(Saved entries)
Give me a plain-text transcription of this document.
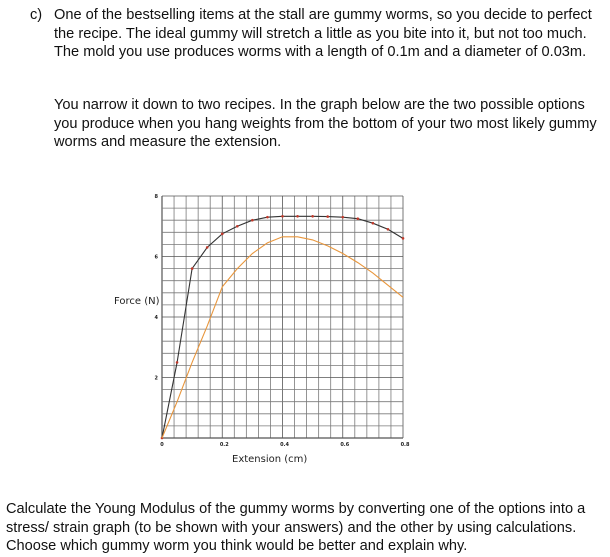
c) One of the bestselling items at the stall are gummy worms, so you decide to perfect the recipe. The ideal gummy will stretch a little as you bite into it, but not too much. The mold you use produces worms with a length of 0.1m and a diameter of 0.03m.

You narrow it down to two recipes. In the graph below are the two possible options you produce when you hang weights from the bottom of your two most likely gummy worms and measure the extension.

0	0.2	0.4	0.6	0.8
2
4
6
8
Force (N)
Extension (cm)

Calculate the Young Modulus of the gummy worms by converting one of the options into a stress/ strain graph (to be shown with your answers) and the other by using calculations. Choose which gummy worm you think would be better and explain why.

---

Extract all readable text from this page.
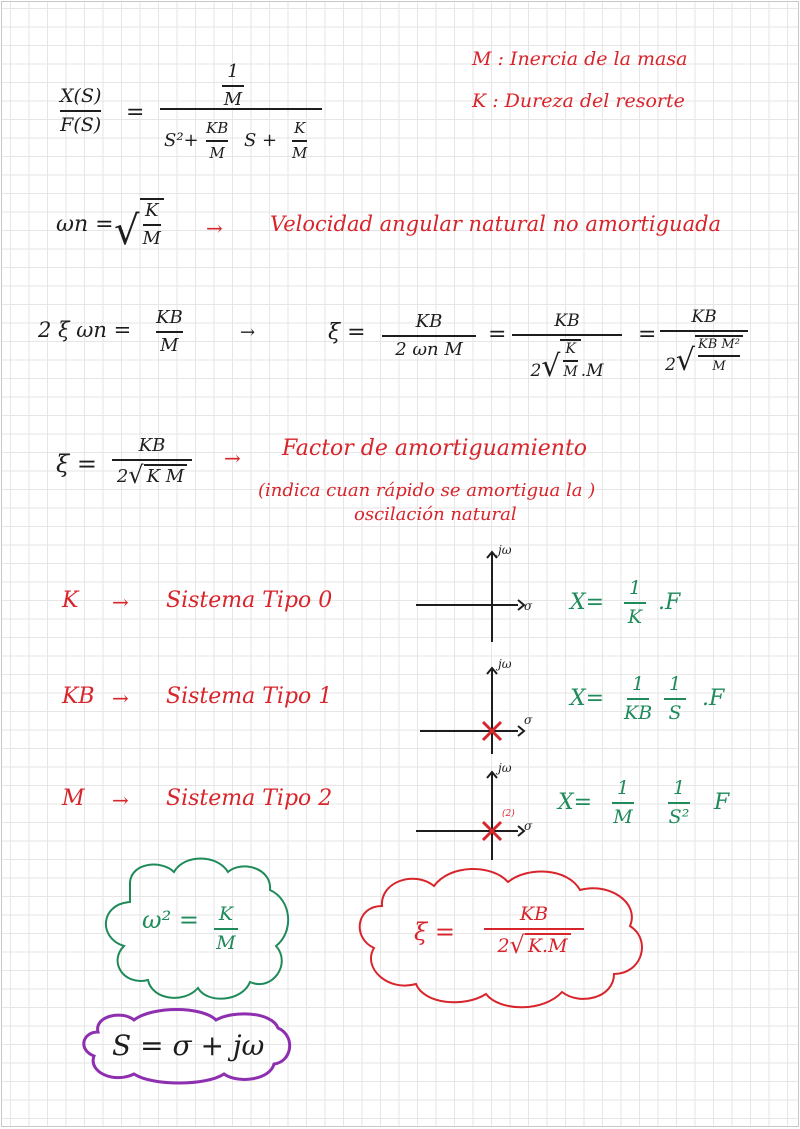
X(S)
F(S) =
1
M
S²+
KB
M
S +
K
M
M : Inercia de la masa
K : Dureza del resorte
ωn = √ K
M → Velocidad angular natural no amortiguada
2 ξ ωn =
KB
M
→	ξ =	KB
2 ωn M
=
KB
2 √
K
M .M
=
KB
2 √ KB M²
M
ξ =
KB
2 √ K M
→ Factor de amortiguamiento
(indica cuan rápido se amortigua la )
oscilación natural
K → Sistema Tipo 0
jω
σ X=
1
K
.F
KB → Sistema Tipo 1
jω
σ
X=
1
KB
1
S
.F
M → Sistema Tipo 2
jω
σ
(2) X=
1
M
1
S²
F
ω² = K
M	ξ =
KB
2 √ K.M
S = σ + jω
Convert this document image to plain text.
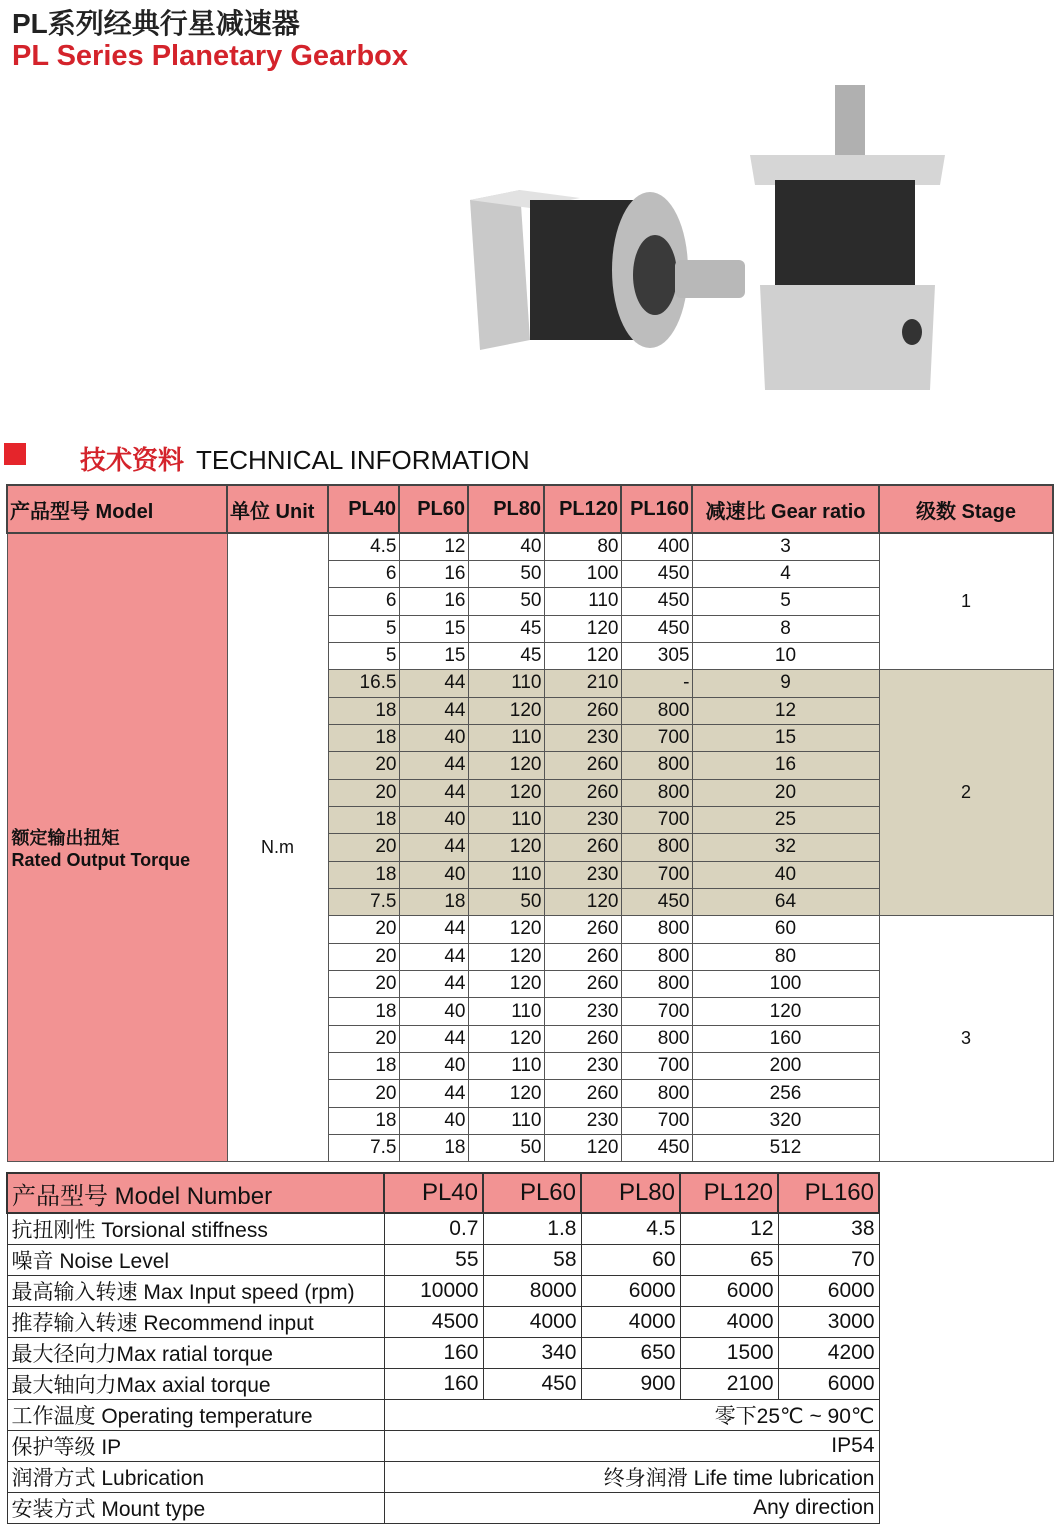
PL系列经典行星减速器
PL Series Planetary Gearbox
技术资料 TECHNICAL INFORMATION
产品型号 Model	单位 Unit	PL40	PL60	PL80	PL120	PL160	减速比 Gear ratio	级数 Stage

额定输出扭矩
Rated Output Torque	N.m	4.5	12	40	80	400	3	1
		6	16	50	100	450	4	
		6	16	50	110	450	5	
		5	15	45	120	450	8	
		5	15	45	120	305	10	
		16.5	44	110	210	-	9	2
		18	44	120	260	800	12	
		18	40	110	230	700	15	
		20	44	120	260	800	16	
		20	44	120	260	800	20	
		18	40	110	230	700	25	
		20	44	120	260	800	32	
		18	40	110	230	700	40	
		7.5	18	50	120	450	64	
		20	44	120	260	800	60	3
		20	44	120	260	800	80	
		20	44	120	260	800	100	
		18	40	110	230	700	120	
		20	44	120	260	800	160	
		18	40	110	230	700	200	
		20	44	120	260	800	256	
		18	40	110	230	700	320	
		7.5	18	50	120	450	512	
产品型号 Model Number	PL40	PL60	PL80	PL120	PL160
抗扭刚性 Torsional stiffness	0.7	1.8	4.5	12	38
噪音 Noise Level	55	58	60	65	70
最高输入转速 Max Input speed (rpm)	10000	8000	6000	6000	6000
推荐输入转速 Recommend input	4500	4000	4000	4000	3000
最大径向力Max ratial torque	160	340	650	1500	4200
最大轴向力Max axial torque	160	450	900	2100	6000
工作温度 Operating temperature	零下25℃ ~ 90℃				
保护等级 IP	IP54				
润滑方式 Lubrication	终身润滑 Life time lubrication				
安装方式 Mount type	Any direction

* * *

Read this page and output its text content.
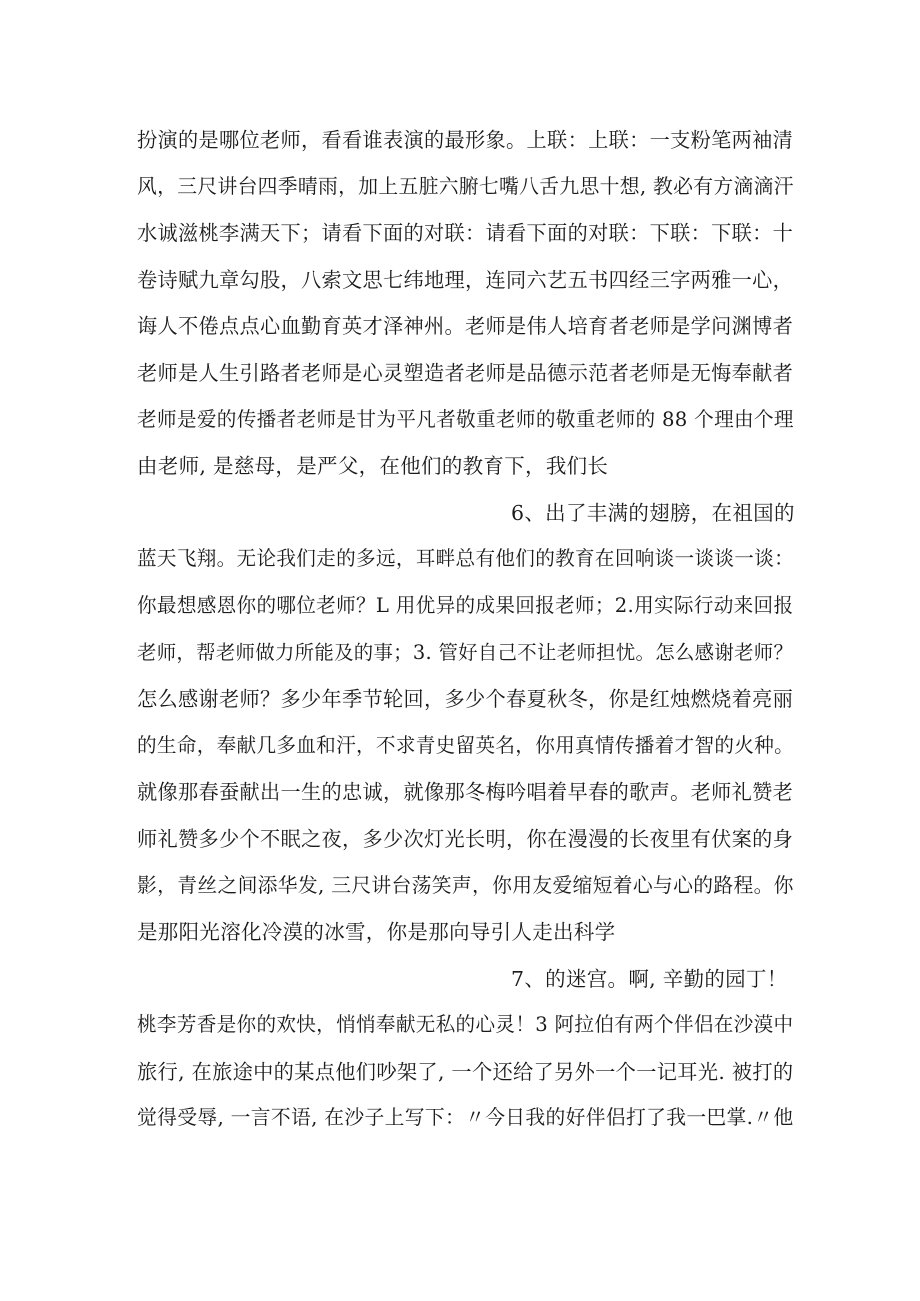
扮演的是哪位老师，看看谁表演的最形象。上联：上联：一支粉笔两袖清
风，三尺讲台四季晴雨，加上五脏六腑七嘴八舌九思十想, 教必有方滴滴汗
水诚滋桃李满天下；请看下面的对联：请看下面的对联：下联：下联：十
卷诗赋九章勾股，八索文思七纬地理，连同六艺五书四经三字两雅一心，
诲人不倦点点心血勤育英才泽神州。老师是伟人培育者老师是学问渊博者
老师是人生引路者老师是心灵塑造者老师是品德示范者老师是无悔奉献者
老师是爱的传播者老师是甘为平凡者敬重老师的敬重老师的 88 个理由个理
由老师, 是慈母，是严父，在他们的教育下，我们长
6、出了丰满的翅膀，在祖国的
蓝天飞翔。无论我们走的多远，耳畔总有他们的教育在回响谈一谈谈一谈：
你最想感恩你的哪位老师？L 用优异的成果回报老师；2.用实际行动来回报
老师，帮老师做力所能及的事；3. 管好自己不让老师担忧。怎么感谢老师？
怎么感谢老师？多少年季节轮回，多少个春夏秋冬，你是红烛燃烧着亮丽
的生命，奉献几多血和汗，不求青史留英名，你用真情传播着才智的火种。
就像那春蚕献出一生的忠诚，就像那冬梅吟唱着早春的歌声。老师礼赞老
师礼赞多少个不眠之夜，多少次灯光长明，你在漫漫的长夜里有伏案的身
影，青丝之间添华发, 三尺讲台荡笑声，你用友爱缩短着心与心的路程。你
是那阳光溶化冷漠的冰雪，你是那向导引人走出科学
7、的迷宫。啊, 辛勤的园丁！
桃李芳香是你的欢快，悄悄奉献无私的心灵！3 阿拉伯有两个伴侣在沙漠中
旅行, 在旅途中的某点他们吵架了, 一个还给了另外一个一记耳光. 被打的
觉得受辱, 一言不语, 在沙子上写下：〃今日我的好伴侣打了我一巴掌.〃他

> STATED EXERCISE
Going through the entries above, tally each line that has the word "Tipo". Answer with the number only.

> RESULT FOR THIS TASK
3